• TO DO: Set down every record once more, exactly as given.

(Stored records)

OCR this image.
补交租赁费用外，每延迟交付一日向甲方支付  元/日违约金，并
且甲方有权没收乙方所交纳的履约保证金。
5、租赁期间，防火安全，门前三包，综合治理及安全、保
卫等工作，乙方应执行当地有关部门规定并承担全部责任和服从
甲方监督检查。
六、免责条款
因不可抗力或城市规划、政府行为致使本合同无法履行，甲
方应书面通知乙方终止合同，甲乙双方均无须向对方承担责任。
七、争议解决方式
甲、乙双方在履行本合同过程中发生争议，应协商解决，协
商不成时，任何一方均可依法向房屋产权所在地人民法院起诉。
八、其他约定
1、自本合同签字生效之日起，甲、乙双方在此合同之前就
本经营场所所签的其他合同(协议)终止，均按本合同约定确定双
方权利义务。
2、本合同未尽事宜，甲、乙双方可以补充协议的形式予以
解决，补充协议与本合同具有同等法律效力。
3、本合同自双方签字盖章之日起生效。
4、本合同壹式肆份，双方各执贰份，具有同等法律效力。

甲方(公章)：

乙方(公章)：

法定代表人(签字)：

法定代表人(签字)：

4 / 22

• PROBLEM SOLUTION:
OCR this image.
补交租赁费用外，每延迟交付一日向甲方支付  元/日违约金，并
且甲方有权没收乙方所交纳的履约保证金。
5、租赁期间，防火安全，门前三包，综合治理及安全、保
卫等工作，乙方应执行当地有关部门规定并承担全部责任和服从
甲方监督检查。
六、免责条款
因不可抗力或城市规划、政府行为致使本合同无法履行，甲
方应书面通知乙方终止合同，甲乙双方均无须向对方承担责任。
七、争议解决方式
甲、乙双方在履行本合同过程中发生争议，应协商解决，协
商不成时，任何一方均可依法向房屋产权所在地人民法院起诉。
八、其他约定
1、自本合同签字生效之日起，甲、乙双方在此合同之前就
本经营场所所签的其他合同(协议)终止，均按本合同约定确定双
方权利义务。
2、本合同未尽事宜，甲、乙双方可以补充协议的形式予以
解决，补充协议与本合同具有同等法律效力。
3、本合同自双方签字盖章之日起生效。
4、本合同壹式肆份，双方各执贰份，具有同等法律效力。

甲方(公章)：

乙方(公章)：

法定代表人(签字)：

法定代表人(签字)：

4 / 22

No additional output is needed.